## [GIVEN TASK]
Restate the whole listing exactly.

== INPUT ROWS ==

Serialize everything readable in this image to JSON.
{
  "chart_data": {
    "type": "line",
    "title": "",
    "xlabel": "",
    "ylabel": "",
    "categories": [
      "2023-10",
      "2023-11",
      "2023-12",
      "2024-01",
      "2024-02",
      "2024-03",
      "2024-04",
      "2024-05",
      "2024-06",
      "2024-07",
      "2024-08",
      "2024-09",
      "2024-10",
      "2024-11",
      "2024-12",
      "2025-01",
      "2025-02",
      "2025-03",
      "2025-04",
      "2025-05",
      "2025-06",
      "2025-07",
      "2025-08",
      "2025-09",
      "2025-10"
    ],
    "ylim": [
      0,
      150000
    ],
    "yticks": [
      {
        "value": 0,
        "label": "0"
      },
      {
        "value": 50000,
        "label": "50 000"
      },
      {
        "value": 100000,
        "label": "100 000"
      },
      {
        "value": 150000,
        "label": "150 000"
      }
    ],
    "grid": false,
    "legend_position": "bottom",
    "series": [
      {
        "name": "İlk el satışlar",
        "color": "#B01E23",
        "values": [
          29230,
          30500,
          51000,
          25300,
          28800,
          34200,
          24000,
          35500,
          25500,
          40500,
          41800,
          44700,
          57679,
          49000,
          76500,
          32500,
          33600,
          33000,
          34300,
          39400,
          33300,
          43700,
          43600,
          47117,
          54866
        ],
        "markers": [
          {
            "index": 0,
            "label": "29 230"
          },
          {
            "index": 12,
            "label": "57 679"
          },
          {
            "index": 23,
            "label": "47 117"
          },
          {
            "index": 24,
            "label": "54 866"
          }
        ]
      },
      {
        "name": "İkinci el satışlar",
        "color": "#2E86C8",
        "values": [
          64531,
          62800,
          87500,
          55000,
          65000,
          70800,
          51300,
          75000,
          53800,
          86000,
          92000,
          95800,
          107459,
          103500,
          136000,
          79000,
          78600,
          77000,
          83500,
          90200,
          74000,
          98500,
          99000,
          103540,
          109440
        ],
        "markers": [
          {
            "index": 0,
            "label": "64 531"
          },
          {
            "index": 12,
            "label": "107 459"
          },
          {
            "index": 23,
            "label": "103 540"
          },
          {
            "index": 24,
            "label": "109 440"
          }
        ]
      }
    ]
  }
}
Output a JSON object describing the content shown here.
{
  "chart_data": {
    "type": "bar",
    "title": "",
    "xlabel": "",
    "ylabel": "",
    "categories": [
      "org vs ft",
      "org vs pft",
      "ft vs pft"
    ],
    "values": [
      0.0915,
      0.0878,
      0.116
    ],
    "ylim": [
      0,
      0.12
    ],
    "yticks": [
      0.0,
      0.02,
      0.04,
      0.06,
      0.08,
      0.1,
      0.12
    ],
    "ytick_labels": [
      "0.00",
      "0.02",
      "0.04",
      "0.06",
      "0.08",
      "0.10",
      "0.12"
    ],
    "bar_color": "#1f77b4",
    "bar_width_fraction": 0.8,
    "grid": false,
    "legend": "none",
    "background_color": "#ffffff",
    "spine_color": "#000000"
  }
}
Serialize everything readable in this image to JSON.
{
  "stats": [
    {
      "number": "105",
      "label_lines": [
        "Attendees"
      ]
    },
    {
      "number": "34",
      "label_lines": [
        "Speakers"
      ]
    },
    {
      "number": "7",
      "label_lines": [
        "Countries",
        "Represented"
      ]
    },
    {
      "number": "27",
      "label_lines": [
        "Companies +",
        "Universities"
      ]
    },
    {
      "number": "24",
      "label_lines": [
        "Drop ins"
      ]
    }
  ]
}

===

## [COMPLETE OUTPUT]
Serialize everything readable in this image to JSON.
{
  "chart_data": {
    "type": "line",
    "title": "",
    "xlabel": "",
    "ylabel": "",
    "categories": [
      "2023-10",
      "2023-11",
      "2023-12",
      "2024-01",
      "2024-02",
      "2024-03",
      "2024-04",
      "2024-05",
      "2024-06",
      "2024-07",
      "2024-08",
      "2024-09",
      "2024-10",
      "2024-11",
      "2024-12",
      "2025-01",
      "2025-02",
      "2025-03",
      "2025-04",
      "2025-05",
      "2025-06",
      "2025-07",
      "2025-08",
      "2025-09",
      "2025-10"
    ],
    "ylim": [
      0,
      150000
    ],
    "yticks": [
      {
        "value": 0,
        "label": "0"
      },
      {
        "value": 50000,
        "label": "50 000"
      },
      {
        "value": 100000,
        "label": "100 000"
      },
      {
        "value": 150000,
        "label": "150 000"
      }
    ],
    "grid": false,
    "legend_position": "bottom",
    "series": [
      {
        "name": "İlk el satışlar",
        "color": "#B01E23",
        "values": [
          29230,
          30500,
          51000,
          25300,
          28800,
          34200,
          24000,
          35500,
          25500,
          40500,
          41800,
          44700,
          57679,
          49000,
          76500,
          32500,
          33600,
          33000,
          34300,
          39400,
          33300,
          43700,
          43600,
          47117,
          54866
        ],
        "markers": [
          {
            "index": 0,
            "label": "29 230"
          },
          {
            "index": 12,
            "label": "57 679"
          },
          {
            "index": 23,
            "label": "47 117"
          },
          {
            "index": 24,
            "label": "54 866"
          }
        ]
      },
      {
        "name": "İkinci el satışlar",
        "color": "#2E86C8",
        "values": [
          64531,
          62800,
          87500,
          55000,
          65000,
          70800,
          51300,
          75000,
          53800,
          86000,
          92000,
          95800,
          107459,
          103500,
          136000,
          79000,
          78600,
          77000,
          83500,
          90200,
          74000,
          98500,
          99000,
          103540,
          109440
        ],
        "markers": [
          {
            "index": 0,
            "label": "64 531"
          },
          {
            "index": 12,
            "label": "107 459"
          },
          {
            "index": 23,
            "label": "103 540"
          },
          {
            "index": 24,
            "label": "109 440"
          }
        ]
      }
    ]
  }
}
Output a JSON object describing the content shown here.
{
  "chart_data": {
    "type": "bar",
    "title": "",
    "xlabel": "",
    "ylabel": "",
    "categories": [
      "org vs ft",
      "org vs pft",
      "ft vs pft"
    ],
    "values": [
      0.0915,
      0.0878,
      0.116
    ],
    "ylim": [
      0,
      0.12
    ],
    "yticks": [
      0.0,
      0.02,
      0.04,
      0.06,
      0.08,
      0.1,
      0.12
    ],
    "ytick_labels": [
      "0.00",
      "0.02",
      "0.04",
      "0.06",
      "0.08",
      "0.10",
      "0.12"
    ],
    "bar_color": "#1f77b4",
    "bar_width_fraction": 0.8,
    "grid": false,
    "legend": "none",
    "background_color": "#ffffff",
    "spine_color": "#000000"
  }
}
Serialize everything readable in this image to JSON.
{
  "stats": [
    {
      "number": "105",
      "label_lines": [
        "Attendees"
      ]
    },
    {
      "number": "34",
      "label_lines": [
        "Speakers"
      ]
    },
    {
      "number": "7",
      "label_lines": [
        "Countries",
        "Represented"
      ]
    },
    {
      "number": "27",
      "label_lines": [
        "Companies +",
        "Universities"
      ]
    },
    {
      "number": "24",
      "label_lines": [
        "Drop ins"
      ]
    }
  ]
}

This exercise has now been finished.